→ **ZESTAW ZADAŃ**
**A.** Proszę wymienić wszystko, poprzez co według zdania zaczynającego się od słów „Opowiadanie historii poprzez obrazy” w tekście o serialu BB opowiadana jest historia.
**B.** Proszę kontynuować tekst o serialu BB od miejsca, w którym się urywa.

→ **TEKST ŹRÓDŁOWY**
- - -

Wiesz, to jest myśl, chciałabym widzieć Walta w ciupie, ale opcja wiecznej ucieczki i ciągłego zagrożenia (ze strony DEA lub mafii) też nie jest zła :)

Jakkolwiek to nie wymyślą, jak zobaczę Walta leżącego w kałuży krwi umierającego w jakiejś oszałamiajacej scenie, albo leżącego w szpitalu z rakiem otoczonego w chwili śmierci przez wianuszek bliskich, to wyłączę kompa w k*rwe :P

Uwielbiam BB za totalny brak schematów. Nie ma tu pięknych ludzi jak w CSI, nie ma sztampowych bohaterów, genialnemu głównemu bohaterowi nie zawsze wychodzą super plany jak w McGyverze. Zakończenie widzę właśnie tak, jak ten serial się rozpoczął: psychologicznie, gdzie trzeba się tylko domyślać, co sie dzieje w duszy bohatera na podstawie min, spojrzeń, gestów itd. To, co wielu odrzuca w BB, czyli ta "nuda", powolność, skupianie się na szczegółach - mnie to właśnie zachwyca w tym serialu. Dlatego najazd kamery w ostatnim ujęciu BB na twarz żywego Walta, który nie ma nic, oprócz swojego życia - byłby dla mnie ukoronowaniem tego arcydzieła :) Bryan Cranston na pewno wiedziałby jak to pokazać ;)

emo_waitress

Śmierć z czyichś rąk jeszcze zrozumiem i zaakceptuje, mimo wewnętrznego żalu do twórców za takie rozwiązanie, ale śmierć w szpitalu w otoczeniu rodziny ze Skyler trzymającą Walta za rączkę czy dziećmi ze łzami w oczach... To by mi złamało serce bo tego serialu :P

BB jest dla mnie małym fenomenem, bo w czasach kiedy większość filmów czy seriali jest przegadanych, gdzie widzowi pozostaje praktycznie powiązać ze sobą wszystkie wątki oraz wypowiedzi aby dojść do sedna sprawy albo uważnie wyłapywać wyraźnych gestów, tekstów głównych bohaterów, które czasami są nawet "podkreślone" ujęciem kamery (a jakby ktoś nie zauważył to w finale są najczęściej powtórzane jako retrospekcje), to BB przypomina mi smak dawnego kina. Opowiadanie historii poprzez obrazy, najczęściej bez jakiegokolwiek komentarza, poprzez twarze, gesty, zachowania bohaterów, czy ich rozmowy pełne napięcia i emocji. Bo - tak jak napisałaś - w tym serialu chodzi o emocje, psychologie, o ukazanie bohatera w pełni: jego czynów, psychiki, stanu ducha i tego czego momentami sam boi się przyznać. BB nie podaje nam gotowych odpowiedzi dotyczących bohatera. BB poprzez swoją powolną narracje i poprzez tą kosmiczną szczegółowość fabuły (czyny bohaterów z pierwszych sezonów doprowadziły ich do miejsca w którym są na półmetku finału 5 sezonu) pozwala wejść w skórę bohaterów - i po przefiltrowaniu ich czynów, decyzji oraz motywacji przez własne sumienie, moralność - zachwycać się tym spektaklem nad Człowiekiem przez duże Cz :)

- - -

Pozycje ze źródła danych
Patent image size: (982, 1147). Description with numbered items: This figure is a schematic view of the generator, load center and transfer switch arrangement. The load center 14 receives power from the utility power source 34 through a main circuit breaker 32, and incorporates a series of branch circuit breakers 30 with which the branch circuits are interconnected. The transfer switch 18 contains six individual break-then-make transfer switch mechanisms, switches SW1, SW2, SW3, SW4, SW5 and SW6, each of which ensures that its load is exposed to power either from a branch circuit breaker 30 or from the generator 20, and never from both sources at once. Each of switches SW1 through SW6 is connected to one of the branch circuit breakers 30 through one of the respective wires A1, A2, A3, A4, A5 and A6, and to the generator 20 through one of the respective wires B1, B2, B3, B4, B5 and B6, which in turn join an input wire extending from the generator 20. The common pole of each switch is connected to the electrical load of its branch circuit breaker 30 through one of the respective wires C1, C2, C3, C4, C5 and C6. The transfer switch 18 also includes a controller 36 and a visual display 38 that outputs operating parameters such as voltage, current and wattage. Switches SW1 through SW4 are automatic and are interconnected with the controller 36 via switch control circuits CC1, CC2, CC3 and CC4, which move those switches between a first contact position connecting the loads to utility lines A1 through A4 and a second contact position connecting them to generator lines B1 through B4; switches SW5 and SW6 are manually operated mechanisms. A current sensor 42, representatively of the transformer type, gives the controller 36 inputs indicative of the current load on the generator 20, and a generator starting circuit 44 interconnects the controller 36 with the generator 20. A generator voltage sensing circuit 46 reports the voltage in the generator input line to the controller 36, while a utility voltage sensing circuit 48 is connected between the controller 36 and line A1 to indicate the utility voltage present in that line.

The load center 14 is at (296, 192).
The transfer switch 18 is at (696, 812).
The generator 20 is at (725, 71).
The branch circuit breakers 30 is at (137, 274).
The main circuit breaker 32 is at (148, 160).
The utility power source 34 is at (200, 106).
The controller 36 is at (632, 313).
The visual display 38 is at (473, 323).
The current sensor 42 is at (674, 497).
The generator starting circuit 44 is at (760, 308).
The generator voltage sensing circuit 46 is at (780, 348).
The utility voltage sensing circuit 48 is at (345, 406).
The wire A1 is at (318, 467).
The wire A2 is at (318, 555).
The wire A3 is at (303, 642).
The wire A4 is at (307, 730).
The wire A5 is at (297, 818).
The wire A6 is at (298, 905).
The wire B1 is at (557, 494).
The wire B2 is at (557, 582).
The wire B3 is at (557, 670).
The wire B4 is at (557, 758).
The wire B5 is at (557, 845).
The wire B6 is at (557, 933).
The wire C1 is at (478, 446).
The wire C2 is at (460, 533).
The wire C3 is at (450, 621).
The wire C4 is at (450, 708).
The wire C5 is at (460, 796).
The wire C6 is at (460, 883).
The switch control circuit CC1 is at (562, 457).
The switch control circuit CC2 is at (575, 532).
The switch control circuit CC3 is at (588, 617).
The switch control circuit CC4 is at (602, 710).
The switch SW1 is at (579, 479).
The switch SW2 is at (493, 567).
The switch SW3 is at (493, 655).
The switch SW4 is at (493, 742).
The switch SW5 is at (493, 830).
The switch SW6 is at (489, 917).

- - -

→ **ODPOWIEDZI DO ZADAŃ**
**A.** obrazy, twarze, gesty, zachowania bohaterów, rozmowy bohaterów pełne napięcia i emocji

**B.**
Jokullus

Amen bracie :)

Podsumowując moje wypocieny: Nie chcę fajerwerków na koniec. Chcę samego Walta. W przejmującej ciszy :o

emo_waitress

... wracającego do pustego wynajmowanego mieszkanka na drugim końcu kraju, dokąd wraca po całodniowej pracy na myjni "na czarno". Człowiek złamany, odrzucony, wiecznie ścigany, ze świadomością jak upadł, dlaczego i że to jego wina. Amen :)

Jokullus

ooooooooo........ super!

emo_waitress

hm, ostatni odcinek trochę wywrócił naszą wizję końca pana Waltera White'a...

użytkownik usunięty
Jokullus

Jak to wywrócił? Przecież wyraźnie widać, że druga część 5 sezonu wyraźnie będzie się skupiała na zbieraniu dowodów przeciwko Walterowi, a w późniejszych odcinkach jego ściganiu :)
Fajnie było zobaczyć znów w miarę szczęśliwą rodzinkę chociażby przez tę parę minut.

Wywrócił, bo według mnie (a z tego co przeczytałem, to Ty tak uważasz) Walt nie ma nawrotu raka. Scena z jego wizytą w szpitalu oraz w toalecie, kiedy patrzy na zgniecioną przez siebie blachę od papieru miała pokazać, że Walt zaczyna być zmęczony ciągłą pracą (bo robi na dwa fronty, że tak to ujmę), wracaniem do pustego domu i władzą którą - jak chyba zaczyna widzieć - nie do końca posiada. Ta wizyta w szpitalu oraz siedzenie przy basenie miała mu przypomnieć czemu zaczął to co zaczął. Plus - określmy to jako - pojednawczy gest Sky, która szczerze pragnie powrotu pełnej rodziny i to pytanie które chyba zaczął Walt sam sobie zadawać: ile mu jeszcze trzeba?

To wszystko wywraca nam obraz Walta o 270 stopni od ostatniego odcinka. Opanował się. Zahamował i na chwilę obecną jest według mnie bardzo daleki od upadku w stylu Toniego Montany - chyba po prostu dopadną go demony niedawnej przeszłości. Czyli to nie będzie upadek z jego winy jak zakładaliśmy dosłownie tydzień temu.

Jokullus

A mnie się wydaje, że on nie ma raka i jest wściekły, bo dzięki temu będzie żył nudne życie (na które się zgodzil dla Skyler), od którego już się odzwyczaił.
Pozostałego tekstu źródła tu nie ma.